**WHAT YOU ARE ASKED TO DO:** Pull out every line below containing the word "USDA".

**LISTED ENTRIES:**

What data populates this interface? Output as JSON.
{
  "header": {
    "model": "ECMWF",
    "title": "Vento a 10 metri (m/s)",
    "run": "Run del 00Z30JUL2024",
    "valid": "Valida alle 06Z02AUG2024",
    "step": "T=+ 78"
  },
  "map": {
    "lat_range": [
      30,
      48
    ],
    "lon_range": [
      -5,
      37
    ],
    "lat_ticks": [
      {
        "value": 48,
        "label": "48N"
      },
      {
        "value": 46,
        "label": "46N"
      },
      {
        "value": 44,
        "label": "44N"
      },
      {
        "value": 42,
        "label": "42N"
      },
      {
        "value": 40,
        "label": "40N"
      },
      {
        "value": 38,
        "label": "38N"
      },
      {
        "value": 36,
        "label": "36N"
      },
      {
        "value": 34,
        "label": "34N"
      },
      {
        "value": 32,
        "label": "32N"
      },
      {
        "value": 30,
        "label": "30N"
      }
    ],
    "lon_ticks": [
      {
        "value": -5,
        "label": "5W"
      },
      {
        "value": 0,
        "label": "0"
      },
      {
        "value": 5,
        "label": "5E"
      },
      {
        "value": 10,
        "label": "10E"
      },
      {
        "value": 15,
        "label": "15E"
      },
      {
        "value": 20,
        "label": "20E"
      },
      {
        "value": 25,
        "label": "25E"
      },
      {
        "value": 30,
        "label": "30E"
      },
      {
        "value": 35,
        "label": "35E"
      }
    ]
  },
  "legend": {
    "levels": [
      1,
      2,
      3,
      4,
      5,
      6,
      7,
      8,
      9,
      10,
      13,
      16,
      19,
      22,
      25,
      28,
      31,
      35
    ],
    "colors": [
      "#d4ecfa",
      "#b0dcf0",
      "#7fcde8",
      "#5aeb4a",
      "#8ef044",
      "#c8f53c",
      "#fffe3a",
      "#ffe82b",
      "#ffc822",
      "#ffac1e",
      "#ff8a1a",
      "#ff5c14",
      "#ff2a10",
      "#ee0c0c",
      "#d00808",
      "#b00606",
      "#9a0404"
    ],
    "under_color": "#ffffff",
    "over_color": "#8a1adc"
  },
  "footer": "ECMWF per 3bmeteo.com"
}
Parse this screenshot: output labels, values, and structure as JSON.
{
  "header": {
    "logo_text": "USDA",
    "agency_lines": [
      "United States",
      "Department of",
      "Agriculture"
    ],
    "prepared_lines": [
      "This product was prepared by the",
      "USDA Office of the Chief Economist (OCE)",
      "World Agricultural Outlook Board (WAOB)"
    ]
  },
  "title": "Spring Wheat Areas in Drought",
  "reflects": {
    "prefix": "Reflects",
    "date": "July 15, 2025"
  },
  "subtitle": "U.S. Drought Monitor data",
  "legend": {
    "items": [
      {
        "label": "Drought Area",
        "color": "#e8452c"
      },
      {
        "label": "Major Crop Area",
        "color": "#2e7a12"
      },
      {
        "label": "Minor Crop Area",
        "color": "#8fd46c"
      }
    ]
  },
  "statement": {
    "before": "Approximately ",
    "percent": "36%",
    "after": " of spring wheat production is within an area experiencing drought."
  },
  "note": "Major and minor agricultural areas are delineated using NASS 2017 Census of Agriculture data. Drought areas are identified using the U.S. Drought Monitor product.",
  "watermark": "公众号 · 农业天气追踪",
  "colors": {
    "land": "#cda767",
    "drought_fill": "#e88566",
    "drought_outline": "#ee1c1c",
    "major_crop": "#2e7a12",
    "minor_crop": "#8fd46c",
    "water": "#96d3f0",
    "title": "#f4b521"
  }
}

**RESPONSE BELOW:**
    "logo_text": "USDA",
      "USDA Office of the Chief Economist (OCE)",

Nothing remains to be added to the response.